**What is needed**
Copy out the listing exactly.

**Input**
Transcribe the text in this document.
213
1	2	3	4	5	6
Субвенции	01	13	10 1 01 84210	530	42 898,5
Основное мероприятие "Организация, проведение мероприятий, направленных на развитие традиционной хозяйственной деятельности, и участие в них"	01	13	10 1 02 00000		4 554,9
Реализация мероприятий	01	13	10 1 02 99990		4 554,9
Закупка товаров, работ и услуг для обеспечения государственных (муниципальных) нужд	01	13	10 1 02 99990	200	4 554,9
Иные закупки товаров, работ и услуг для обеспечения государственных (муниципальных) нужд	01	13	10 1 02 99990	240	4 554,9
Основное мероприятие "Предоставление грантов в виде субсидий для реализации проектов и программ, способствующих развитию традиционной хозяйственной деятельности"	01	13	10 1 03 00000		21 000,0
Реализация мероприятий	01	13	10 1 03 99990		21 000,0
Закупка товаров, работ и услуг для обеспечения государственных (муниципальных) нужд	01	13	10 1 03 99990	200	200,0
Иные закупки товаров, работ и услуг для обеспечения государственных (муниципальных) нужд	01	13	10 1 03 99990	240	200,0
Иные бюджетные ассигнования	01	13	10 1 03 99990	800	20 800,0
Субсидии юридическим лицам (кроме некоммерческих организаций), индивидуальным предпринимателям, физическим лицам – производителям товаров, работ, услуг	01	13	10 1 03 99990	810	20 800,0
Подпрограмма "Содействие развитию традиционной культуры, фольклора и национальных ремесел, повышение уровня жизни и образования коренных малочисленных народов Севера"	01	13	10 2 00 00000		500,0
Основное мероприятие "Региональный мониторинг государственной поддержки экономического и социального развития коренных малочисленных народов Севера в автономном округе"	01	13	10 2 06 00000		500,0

**Correct response**
Transcribe the text in this document.
213
1	2	3	4	5	6
Субвенции	01	13	10 1 01 84210	530	42 898,5
Основное мероприятие "Организация, проведение мероприятий, направленных на развитие традиционной хозяйственной деятельности, и участие в них"	01	13	10 1 02 00000		4 554,9
Реализация мероприятий	01	13	10 1 02 99990		4 554,9
Закупка товаров, работ и услуг для обеспечения государственных (муниципальных) нужд	01	13	10 1 02 99990	200	4 554,9
Иные закупки товаров, работ и услуг для обеспечения государственных (муниципальных) нужд	01	13	10 1 02 99990	240	4 554,9
Основное мероприятие "Предоставление грантов в виде субсидий для реализации проектов и программ, способствующих развитию традиционной хозяйственной деятельности"	01	13	10 1 03 00000		21 000,0
Реализация мероприятий	01	13	10 1 03 99990		21 000,0
Закупка товаров, работ и услуг для обеспечения государственных (муниципальных) нужд	01	13	10 1 03 99990	200	200,0
Иные закупки товаров, работ и услуг для обеспечения государственных (муниципальных) нужд	01	13	10 1 03 99990	240	200,0
Иные бюджетные ассигнования	01	13	10 1 03 99990	800	20 800,0
Субсидии юридическим лицам (кроме некоммерческих организаций), индивидуальным предпринимателям, физическим лицам – производителям товаров, работ, услуг	01	13	10 1 03 99990	810	20 800,0
Подпрограмма "Содействие развитию традиционной культуры, фольклора и национальных ремесел, повышение уровня жизни и образования коренных малочисленных народов Севера"	01	13	10 2 00 00000		500,0
Основное мероприятие "Региональный мониторинг государственной поддержки экономического и социального развития коренных малочисленных народов Севера в автономном округе"	01	13	10 2 06 00000		500,0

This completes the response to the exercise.